Copy the entries below word for word, from the very first line through the line that contains "- y-axis-label: CFU/g".
----- Data shown -----
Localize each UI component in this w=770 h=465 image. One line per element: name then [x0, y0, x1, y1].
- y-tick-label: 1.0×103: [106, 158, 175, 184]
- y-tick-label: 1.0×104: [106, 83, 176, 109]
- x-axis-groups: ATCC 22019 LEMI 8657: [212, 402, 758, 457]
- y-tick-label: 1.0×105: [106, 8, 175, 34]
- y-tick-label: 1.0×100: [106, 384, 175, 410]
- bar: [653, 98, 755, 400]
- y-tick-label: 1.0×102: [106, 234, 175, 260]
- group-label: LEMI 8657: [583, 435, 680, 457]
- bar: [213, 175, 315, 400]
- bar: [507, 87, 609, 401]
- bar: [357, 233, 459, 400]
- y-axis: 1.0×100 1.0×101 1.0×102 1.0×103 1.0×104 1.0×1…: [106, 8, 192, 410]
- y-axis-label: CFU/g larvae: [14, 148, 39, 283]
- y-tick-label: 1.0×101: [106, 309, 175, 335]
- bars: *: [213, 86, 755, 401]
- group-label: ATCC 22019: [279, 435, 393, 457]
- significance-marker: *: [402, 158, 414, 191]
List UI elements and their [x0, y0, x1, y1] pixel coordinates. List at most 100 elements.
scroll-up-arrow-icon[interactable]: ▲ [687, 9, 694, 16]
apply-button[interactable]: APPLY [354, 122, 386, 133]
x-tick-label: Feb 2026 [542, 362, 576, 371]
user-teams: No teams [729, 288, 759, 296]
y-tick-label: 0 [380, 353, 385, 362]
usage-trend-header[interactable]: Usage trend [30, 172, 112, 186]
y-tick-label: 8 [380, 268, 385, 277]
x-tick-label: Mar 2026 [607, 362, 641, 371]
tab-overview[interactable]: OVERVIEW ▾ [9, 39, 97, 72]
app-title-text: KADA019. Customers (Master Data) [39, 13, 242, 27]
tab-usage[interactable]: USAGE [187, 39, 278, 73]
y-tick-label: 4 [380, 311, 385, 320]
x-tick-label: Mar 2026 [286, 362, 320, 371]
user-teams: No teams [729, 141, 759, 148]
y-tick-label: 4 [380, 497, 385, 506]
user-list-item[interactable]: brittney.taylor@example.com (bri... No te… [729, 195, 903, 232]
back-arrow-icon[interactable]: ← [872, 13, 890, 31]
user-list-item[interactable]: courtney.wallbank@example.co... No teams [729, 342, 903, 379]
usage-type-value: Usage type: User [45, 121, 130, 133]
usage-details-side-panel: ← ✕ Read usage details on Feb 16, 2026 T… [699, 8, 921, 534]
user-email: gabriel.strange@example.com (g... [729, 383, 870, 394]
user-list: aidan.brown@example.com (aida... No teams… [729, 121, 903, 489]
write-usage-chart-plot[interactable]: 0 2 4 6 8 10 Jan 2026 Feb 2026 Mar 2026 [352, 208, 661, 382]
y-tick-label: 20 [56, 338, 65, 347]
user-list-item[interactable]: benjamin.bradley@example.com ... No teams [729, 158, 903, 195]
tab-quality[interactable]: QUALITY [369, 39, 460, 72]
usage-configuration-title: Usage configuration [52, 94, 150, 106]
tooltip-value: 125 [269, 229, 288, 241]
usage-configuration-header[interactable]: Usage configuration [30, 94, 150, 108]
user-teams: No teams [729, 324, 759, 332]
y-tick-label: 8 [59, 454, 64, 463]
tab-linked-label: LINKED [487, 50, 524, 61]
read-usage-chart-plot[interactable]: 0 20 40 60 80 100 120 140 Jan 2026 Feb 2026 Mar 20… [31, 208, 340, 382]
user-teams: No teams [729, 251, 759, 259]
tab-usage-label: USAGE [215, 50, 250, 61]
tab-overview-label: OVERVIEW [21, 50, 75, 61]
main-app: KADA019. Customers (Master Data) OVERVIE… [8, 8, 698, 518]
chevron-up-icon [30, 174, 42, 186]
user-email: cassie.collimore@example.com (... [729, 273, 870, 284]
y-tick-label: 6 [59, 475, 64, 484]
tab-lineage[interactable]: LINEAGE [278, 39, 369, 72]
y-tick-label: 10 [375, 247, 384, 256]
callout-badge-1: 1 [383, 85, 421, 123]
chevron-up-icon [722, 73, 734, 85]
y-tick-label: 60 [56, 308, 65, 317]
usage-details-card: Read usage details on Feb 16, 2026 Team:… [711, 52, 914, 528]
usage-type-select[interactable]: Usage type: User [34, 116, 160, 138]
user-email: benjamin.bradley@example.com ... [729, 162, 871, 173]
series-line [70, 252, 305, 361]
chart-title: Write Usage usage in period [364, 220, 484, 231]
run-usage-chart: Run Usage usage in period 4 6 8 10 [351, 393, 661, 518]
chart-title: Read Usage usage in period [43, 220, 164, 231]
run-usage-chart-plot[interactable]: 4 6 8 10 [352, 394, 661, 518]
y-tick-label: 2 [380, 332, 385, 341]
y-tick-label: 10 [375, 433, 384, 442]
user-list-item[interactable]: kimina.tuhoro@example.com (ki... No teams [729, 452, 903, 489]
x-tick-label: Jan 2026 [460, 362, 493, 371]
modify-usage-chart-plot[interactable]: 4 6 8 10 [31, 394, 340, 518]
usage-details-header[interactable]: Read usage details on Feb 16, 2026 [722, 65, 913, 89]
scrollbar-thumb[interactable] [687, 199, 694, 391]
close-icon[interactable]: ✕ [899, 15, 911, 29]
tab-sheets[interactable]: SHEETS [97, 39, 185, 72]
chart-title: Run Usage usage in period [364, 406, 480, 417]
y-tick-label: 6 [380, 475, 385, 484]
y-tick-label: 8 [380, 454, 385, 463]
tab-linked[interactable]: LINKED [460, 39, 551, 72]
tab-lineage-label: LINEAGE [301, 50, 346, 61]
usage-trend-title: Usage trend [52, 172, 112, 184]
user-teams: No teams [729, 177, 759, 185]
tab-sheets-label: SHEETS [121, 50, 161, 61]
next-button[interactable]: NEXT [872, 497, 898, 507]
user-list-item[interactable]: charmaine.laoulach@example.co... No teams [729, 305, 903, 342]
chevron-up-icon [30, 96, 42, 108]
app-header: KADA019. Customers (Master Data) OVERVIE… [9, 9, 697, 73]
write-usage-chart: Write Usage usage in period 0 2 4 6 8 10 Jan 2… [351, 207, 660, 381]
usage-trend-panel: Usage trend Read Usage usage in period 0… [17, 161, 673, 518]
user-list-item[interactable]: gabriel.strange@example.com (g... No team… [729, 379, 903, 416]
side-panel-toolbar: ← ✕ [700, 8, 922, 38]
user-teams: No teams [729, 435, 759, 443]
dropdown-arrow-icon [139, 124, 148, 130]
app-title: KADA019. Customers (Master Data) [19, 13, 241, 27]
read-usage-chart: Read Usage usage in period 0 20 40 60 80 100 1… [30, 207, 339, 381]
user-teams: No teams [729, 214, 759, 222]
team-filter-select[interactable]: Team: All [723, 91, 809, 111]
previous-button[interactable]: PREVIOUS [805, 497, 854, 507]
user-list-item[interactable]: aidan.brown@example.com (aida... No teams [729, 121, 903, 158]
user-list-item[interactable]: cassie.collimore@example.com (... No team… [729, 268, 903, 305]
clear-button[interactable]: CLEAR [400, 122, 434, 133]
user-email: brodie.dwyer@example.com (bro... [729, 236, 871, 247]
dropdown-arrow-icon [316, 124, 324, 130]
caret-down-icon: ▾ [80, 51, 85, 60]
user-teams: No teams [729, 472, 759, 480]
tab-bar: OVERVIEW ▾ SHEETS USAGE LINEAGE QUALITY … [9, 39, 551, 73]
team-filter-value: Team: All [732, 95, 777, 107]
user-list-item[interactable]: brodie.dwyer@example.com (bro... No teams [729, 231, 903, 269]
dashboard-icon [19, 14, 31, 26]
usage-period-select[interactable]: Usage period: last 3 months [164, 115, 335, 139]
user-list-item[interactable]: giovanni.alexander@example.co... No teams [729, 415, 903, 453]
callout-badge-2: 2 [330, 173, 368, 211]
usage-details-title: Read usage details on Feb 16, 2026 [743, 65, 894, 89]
-----
Response to the exercise
Localize each UI component in this w=770 h=465 image. One line per element: name then [x0, y0, x1, y1].
- y-tick-label: 1.0×103: [106, 158, 175, 184]
- y-tick-label: 1.0×104: [106, 83, 176, 109]
- x-axis-groups: ATCC 22019 LEMI 8657: [212, 402, 758, 457]
- y-tick-label: 1.0×105: [106, 8, 175, 34]
- y-tick-label: 1.0×100: [106, 384, 175, 410]
- bar: [653, 98, 755, 400]
- y-tick-label: 1.0×102: [106, 234, 175, 260]
- group-label: LEMI 8657: [583, 435, 680, 457]
- bar: [213, 175, 315, 400]
- bar: [507, 87, 609, 401]
- bar: [357, 233, 459, 400]
- y-axis: 1.0×100 1.0×101 1.0×102 1.0×103 1.0×104 1.0×1…: [106, 8, 192, 410]
- y-axis-label: CFU/g larvae: [14, 148, 39, 283]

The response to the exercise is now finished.